*Job*.
Word for word, set down the records and skip each picture.
--- begin Provided entries ---
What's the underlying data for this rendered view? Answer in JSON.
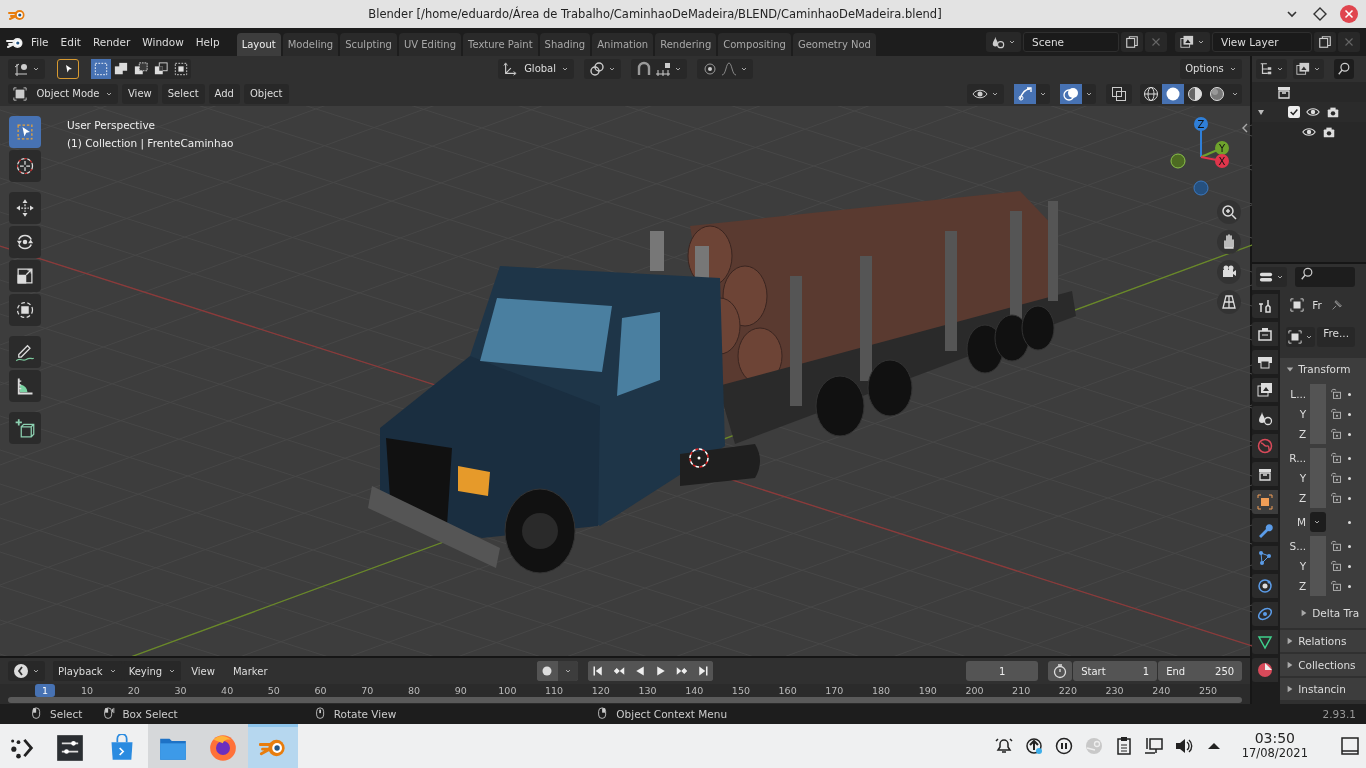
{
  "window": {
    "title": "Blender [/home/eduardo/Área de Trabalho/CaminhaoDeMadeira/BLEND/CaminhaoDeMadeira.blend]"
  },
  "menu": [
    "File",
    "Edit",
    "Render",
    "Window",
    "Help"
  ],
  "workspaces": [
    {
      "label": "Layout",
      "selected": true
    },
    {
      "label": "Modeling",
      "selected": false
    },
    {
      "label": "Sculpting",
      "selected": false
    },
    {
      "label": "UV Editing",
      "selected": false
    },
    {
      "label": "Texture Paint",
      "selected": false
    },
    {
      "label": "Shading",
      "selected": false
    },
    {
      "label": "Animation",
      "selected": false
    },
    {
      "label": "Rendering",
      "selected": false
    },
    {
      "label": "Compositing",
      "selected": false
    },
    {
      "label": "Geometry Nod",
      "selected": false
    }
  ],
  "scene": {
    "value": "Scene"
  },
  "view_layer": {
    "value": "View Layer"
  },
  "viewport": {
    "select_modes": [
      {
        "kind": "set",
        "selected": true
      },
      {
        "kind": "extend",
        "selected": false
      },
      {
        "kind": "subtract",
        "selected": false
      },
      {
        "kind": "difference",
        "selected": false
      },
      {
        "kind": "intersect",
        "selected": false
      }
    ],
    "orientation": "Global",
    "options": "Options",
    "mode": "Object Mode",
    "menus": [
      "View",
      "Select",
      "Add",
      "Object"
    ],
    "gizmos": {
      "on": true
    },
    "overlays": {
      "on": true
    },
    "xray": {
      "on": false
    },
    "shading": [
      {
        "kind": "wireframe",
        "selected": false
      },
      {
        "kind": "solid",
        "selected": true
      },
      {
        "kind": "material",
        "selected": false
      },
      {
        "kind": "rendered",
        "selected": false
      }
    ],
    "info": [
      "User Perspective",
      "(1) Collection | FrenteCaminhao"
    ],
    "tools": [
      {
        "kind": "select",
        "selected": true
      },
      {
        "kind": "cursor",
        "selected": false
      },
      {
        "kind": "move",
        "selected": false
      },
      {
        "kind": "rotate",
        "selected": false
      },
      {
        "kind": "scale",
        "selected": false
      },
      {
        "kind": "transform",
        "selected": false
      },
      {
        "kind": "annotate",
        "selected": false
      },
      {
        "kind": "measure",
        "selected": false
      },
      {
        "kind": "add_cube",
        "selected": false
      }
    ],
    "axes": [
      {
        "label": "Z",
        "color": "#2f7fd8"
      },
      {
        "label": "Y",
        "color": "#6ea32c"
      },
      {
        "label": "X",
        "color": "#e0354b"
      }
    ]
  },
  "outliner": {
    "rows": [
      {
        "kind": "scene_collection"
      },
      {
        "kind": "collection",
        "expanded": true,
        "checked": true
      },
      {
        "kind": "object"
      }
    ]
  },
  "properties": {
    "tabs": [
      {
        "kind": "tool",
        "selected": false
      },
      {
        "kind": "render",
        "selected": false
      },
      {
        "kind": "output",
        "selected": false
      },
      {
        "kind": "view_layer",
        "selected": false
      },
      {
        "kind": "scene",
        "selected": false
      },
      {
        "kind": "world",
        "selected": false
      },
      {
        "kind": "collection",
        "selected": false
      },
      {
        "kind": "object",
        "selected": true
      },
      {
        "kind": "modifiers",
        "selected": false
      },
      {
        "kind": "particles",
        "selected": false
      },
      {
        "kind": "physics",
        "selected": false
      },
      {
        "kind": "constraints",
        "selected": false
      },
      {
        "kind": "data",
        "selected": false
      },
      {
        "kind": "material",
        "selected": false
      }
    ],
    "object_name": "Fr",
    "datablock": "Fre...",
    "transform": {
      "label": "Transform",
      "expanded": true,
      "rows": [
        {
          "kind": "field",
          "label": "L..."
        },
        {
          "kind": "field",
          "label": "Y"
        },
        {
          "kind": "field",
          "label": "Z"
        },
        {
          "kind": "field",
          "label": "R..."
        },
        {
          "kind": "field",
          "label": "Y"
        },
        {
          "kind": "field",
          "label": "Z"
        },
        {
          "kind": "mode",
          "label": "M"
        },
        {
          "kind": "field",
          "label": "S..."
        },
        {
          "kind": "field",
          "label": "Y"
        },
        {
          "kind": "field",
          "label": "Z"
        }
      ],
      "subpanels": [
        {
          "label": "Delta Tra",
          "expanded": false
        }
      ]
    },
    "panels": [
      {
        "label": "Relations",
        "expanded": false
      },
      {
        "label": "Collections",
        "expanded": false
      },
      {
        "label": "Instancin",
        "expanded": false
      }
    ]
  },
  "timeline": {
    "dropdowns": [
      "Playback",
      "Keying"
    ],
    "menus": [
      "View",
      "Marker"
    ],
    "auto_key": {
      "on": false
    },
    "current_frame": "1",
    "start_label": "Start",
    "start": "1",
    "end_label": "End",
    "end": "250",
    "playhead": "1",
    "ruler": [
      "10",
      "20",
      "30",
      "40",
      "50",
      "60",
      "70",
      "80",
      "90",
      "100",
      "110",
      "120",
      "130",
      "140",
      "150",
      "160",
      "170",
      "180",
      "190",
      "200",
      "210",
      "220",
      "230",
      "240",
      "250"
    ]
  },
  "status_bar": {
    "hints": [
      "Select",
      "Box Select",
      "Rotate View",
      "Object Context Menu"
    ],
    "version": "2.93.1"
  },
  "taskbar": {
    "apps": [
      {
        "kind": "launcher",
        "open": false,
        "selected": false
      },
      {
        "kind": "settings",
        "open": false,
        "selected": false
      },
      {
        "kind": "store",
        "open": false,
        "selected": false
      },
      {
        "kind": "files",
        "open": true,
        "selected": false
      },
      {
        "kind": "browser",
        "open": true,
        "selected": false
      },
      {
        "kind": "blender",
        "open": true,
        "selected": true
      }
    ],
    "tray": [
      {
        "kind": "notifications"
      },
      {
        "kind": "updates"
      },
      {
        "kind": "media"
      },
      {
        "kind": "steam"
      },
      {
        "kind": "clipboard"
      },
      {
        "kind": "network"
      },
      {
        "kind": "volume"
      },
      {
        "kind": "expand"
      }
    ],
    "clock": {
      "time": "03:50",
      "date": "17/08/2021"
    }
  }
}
--- end Provided entries ---
*Response*.
What's the underlying data for this rendered view? Answer in JSON.
{
  "window": {
    "title": "Blender [/home/eduardo/Área de Trabalho/CaminhaoDeMadeira/BLEND/CaminhaoDeMadeira.blend]"
  },
  "menu": [
    "File",
    "Edit",
    "Render",
    "Window",
    "Help"
  ],
  "workspaces": [
    {
      "label": "Layout",
      "selected": true
    },
    {
      "label": "Modeling",
      "selected": false
    },
    {
      "label": "Sculpting",
      "selected": false
    },
    {
      "label": "UV Editing",
      "selected": false
    },
    {
      "label": "Texture Paint",
      "selected": false
    },
    {
      "label": "Shading",
      "selected": false
    },
    {
      "label": "Animation",
      "selected": false
    },
    {
      "label": "Rendering",
      "selected": false
    },
    {
      "label": "Compositing",
      "selected": false
    },
    {
      "label": "Geometry Nod",
      "selected": false
    }
  ],
  "scene": {
    "value": "Scene"
  },
  "view_layer": {
    "value": "View Layer"
  },
  "viewport": {
    "select_modes": [
      {
        "kind": "set",
        "selected": true
      },
      {
        "kind": "extend",
        "selected": false
      },
      {
        "kind": "subtract",
        "selected": false
      },
      {
        "kind": "difference",
        "selected": false
      },
      {
        "kind": "intersect",
        "selected": false
      }
    ],
    "orientation": "Global",
    "options": "Options",
    "mode": "Object Mode",
    "menus": [
      "View",
      "Select",
      "Add",
      "Object"
    ],
    "gizmos": {
      "on": true
    },
    "overlays": {
      "on": true
    },
    "xray": {
      "on": false
    },
    "shading": [
      {
        "kind": "wireframe",
        "selected": false
      },
      {
        "kind": "solid",
        "selected": true
      },
      {
        "kind": "material",
        "selected": false
      },
      {
        "kind": "rendered",
        "selected": false
      }
    ],
    "info": [
      "User Perspective",
      "(1) Collection | FrenteCaminhao"
    ],
    "tools": [
      {
        "kind": "select",
        "selected": true
      },
      {
        "kind": "cursor",
        "selected": false
      },
      {
        "kind": "move",
        "selected": false
      },
      {
        "kind": "rotate",
        "selected": false
      },
      {
        "kind": "scale",
        "selected": false
      },
      {
        "kind": "transform",
        "selected": false
      },
      {
        "kind": "annotate",
        "selected": false
      },
      {
        "kind": "measure",
        "selected": false
      },
      {
        "kind": "add_cube",
        "selected": false
      }
    ],
    "axes": [
      {
        "label": "Z",
        "color": "#2f7fd8"
      },
      {
        "label": "Y",
        "color": "#6ea32c"
      },
      {
        "label": "X",
        "color": "#e0354b"
      }
    ]
  },
  "outliner": {
    "rows": [
      {
        "kind": "scene_collection"
      },
      {
        "kind": "collection",
        "expanded": true,
        "checked": true
      },
      {
        "kind": "object"
      }
    ]
  },
  "properties": {
    "tabs": [
      {
        "kind": "tool",
        "selected": false
      },
      {
        "kind": "render",
        "selected": false
      },
      {
        "kind": "output",
        "selected": false
      },
      {
        "kind": "view_layer",
        "selected": false
      },
      {
        "kind": "scene",
        "selected": false
      },
      {
        "kind": "world",
        "selected": false
      },
      {
        "kind": "collection",
        "selected": false
      },
      {
        "kind": "object",
        "selected": true
      },
      {
        "kind": "modifiers",
        "selected": false
      },
      {
        "kind": "particles",
        "selected": false
      },
      {
        "kind": "physics",
        "selected": false
      },
      {
        "kind": "constraints",
        "selected": false
      },
      {
        "kind": "data",
        "selected": false
      },
      {
        "kind": "material",
        "selected": false
      }
    ],
    "object_name": "Fr",
    "datablock": "Fre...",
    "transform": {
      "label": "Transform",
      "expanded": true,
      "rows": [
        {
          "kind": "field",
          "label": "L..."
        },
        {
          "kind": "field",
          "label": "Y"
        },
        {
          "kind": "field",
          "label": "Z"
        },
        {
          "kind": "field",
          "label": "R..."
        },
        {
          "kind": "field",
          "label": "Y"
        },
        {
          "kind": "field",
          "label": "Z"
        },
        {
          "kind": "mode",
          "label": "M"
        },
        {
          "kind": "field",
          "label": "S..."
        },
        {
          "kind": "field",
          "label": "Y"
        },
        {
          "kind": "field",
          "label": "Z"
        }
      ],
      "subpanels": [
        {
          "label": "Delta Tra",
          "expanded": false
        }
      ]
    },
    "panels": [
      {
        "label": "Relations",
        "expanded": false
      },
      {
        "label": "Collections",
        "expanded": false
      },
      {
        "label": "Instancin",
        "expanded": false
      }
    ]
  },
  "timeline": {
    "dropdowns": [
      "Playback",
      "Keying"
    ],
    "menus": [
      "View",
      "Marker"
    ],
    "auto_key": {
      "on": false
    },
    "current_frame": "1",
    "start_label": "Start",
    "start": "1",
    "end_label": "End",
    "end": "250",
    "playhead": "1",
    "ruler": [
      "10",
      "20",
      "30",
      "40",
      "50",
      "60",
      "70",
      "80",
      "90",
      "100",
      "110",
      "120",
      "130",
      "140",
      "150",
      "160",
      "170",
      "180",
      "190",
      "200",
      "210",
      "220",
      "230",
      "240",
      "250"
    ]
  },
  "status_bar": {
    "hints": [
      "Select",
      "Box Select",
      "Rotate View",
      "Object Context Menu"
    ],
    "version": "2.93.1"
  },
  "taskbar": {
    "apps": [
      {
        "kind": "launcher",
        "open": false,
        "selected": false
      },
      {
        "kind": "settings",
        "open": false,
        "selected": false
      },
      {
        "kind": "store",
        "open": false,
        "selected": false
      },
      {
        "kind": "files",
        "open": true,
        "selected": false
      },
      {
        "kind": "browser",
        "open": true,
        "selected": false
      },
      {
        "kind": "blender",
        "open": true,
        "selected": true
      }
    ],
    "tray": [
      {
        "kind": "notifications"
      },
      {
        "kind": "updates"
      },
      {
        "kind": "media"
      },
      {
        "kind": "steam"
      },
      {
        "kind": "clipboard"
      },
      {
        "kind": "network"
      },
      {
        "kind": "volume"
      },
      {
        "kind": "expand"
      }
    ],
    "clock": {
      "time": "03:50",
      "date": "17/08/2021"
    }
  }
}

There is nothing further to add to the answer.